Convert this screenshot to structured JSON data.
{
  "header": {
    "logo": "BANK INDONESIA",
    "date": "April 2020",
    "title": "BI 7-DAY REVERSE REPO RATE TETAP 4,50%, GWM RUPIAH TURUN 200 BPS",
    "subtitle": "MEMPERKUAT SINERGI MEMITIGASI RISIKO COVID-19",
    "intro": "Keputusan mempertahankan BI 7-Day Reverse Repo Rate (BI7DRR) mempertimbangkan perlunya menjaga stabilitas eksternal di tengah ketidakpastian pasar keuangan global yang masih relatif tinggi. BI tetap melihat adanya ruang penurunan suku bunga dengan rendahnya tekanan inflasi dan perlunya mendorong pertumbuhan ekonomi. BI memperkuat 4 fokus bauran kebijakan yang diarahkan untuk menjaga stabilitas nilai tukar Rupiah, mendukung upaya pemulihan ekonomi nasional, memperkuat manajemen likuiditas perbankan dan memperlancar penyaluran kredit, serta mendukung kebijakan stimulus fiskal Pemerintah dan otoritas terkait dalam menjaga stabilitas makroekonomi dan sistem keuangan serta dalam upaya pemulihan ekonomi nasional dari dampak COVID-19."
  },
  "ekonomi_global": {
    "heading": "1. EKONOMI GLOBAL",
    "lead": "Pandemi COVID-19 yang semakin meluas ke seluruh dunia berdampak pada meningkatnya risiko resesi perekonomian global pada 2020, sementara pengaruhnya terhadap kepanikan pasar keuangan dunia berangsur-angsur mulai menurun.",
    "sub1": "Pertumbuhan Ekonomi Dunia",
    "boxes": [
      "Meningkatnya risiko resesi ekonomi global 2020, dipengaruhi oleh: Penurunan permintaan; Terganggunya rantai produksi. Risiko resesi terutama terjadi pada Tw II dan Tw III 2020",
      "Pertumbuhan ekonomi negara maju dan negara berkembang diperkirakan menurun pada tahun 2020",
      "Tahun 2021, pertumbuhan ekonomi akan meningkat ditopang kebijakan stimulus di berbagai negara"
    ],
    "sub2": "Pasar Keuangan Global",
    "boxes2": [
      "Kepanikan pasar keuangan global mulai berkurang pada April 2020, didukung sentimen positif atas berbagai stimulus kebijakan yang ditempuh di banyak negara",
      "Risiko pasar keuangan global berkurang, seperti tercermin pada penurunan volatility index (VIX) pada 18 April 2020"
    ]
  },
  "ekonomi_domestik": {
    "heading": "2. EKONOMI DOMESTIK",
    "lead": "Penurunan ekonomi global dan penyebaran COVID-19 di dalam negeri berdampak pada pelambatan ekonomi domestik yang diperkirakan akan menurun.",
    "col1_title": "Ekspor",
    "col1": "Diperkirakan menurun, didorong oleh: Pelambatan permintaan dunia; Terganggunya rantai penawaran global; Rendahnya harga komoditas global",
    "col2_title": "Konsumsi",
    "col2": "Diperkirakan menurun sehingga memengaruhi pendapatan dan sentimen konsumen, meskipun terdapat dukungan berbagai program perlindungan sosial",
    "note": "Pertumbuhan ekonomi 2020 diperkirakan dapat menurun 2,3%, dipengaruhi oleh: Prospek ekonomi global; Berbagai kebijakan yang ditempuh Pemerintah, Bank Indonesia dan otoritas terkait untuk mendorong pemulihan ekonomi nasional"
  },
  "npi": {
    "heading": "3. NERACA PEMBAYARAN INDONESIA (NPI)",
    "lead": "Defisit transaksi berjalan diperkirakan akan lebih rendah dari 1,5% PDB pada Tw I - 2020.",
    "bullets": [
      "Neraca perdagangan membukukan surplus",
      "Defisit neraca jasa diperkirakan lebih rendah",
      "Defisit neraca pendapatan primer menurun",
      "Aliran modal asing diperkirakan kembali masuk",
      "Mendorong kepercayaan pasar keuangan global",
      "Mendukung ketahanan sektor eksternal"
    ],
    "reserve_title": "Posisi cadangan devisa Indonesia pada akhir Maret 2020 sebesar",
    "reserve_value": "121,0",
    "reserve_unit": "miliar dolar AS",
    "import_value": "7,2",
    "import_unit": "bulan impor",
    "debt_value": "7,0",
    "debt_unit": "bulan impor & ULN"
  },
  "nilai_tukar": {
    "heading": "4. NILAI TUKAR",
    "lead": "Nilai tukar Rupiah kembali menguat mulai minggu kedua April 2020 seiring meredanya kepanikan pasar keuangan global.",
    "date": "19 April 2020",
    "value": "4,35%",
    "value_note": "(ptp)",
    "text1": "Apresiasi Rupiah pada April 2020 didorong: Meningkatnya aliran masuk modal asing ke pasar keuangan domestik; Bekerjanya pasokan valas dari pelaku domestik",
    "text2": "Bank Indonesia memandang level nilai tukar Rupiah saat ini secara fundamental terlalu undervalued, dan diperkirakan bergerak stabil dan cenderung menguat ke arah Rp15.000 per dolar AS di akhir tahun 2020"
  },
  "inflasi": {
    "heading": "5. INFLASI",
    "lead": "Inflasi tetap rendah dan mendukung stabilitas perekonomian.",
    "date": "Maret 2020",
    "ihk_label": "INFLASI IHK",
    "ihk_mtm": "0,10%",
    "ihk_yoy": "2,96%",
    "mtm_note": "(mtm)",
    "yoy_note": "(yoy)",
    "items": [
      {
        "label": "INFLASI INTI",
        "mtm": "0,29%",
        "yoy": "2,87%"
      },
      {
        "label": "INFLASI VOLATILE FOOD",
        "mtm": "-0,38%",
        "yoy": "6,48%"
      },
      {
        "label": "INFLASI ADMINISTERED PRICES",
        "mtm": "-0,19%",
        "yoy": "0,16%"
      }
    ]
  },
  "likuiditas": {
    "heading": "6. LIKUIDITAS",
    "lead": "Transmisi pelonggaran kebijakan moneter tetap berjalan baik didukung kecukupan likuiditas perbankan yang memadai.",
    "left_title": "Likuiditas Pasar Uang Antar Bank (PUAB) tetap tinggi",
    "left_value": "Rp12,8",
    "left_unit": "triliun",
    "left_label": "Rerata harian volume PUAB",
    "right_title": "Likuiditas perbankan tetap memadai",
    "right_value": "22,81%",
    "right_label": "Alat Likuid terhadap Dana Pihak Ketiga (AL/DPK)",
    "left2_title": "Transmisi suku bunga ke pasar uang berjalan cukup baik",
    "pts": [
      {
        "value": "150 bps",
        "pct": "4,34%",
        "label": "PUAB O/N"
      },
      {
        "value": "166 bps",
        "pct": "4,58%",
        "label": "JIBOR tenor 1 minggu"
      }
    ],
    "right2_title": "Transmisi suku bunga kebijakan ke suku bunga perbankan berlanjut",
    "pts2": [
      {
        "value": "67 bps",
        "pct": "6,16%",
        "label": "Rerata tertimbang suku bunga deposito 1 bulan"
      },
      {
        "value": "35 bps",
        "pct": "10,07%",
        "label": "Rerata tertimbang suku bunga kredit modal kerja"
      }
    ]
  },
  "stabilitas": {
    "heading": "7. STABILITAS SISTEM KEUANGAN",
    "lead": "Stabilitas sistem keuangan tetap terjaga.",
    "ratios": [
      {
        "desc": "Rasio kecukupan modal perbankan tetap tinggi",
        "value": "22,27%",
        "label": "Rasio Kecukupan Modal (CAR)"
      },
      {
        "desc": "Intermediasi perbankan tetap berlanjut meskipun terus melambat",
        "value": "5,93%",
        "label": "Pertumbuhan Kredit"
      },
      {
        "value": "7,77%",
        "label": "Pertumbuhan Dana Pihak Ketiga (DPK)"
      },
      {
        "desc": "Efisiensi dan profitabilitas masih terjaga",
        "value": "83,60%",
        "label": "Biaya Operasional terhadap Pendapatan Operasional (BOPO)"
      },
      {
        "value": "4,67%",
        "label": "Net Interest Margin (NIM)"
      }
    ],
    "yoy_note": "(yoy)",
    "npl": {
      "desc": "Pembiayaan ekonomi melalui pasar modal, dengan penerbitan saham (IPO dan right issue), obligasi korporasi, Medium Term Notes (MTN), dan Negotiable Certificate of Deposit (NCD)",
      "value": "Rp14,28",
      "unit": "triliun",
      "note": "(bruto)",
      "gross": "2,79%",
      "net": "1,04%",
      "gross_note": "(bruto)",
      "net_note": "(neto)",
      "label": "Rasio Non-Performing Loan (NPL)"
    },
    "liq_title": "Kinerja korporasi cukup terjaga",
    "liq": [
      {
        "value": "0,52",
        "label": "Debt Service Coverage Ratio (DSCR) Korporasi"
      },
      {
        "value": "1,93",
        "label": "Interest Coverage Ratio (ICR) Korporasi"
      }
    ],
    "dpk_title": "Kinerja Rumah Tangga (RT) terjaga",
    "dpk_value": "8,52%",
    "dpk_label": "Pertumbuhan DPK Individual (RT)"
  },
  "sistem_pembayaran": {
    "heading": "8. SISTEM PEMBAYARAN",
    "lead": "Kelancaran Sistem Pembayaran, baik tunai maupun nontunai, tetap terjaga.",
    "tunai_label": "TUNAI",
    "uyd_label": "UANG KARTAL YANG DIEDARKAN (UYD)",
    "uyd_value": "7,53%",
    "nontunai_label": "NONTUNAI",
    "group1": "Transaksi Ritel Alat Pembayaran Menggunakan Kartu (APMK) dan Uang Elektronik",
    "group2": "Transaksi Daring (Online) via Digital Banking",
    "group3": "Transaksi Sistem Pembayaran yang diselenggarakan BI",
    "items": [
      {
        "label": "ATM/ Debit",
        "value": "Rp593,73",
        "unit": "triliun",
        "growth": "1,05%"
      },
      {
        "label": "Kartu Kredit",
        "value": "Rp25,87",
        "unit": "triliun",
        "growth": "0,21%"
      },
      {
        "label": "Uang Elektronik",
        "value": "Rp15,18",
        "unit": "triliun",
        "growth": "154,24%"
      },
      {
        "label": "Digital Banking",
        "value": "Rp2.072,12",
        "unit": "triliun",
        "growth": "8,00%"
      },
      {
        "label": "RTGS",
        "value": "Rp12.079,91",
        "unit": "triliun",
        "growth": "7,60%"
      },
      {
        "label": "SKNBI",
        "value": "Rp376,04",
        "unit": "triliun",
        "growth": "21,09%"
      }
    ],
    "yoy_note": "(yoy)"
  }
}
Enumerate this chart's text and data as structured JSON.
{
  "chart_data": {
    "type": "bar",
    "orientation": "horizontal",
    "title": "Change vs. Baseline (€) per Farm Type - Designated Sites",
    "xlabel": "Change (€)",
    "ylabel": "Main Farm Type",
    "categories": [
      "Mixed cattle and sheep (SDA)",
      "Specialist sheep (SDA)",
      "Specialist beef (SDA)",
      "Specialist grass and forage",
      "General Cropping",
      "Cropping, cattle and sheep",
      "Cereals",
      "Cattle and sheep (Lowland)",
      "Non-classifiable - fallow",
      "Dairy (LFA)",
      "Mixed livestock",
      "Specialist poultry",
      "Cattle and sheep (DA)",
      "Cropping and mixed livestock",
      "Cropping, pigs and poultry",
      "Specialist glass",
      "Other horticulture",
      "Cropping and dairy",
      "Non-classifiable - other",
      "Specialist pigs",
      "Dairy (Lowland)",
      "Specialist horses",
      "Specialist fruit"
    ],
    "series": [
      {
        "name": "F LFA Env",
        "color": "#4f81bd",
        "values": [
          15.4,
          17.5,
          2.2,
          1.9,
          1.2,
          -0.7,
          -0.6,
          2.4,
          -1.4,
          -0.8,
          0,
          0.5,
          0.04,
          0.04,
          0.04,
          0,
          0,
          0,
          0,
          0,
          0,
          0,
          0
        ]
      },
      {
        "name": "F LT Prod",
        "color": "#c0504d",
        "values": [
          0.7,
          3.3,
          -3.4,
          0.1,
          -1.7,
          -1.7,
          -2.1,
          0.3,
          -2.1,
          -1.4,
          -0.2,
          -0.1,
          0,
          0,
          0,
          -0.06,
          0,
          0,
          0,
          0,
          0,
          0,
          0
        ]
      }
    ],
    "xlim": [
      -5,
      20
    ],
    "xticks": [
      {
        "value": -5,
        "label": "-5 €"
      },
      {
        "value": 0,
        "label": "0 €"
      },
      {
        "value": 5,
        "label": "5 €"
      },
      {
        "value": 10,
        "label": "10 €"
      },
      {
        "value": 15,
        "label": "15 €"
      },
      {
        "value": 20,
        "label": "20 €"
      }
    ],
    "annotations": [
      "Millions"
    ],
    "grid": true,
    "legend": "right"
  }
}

## Exercise task:
Determine the number of lines in the entries above where the string "masuk" appears. Answer with the number alone.

## Expected answer:
2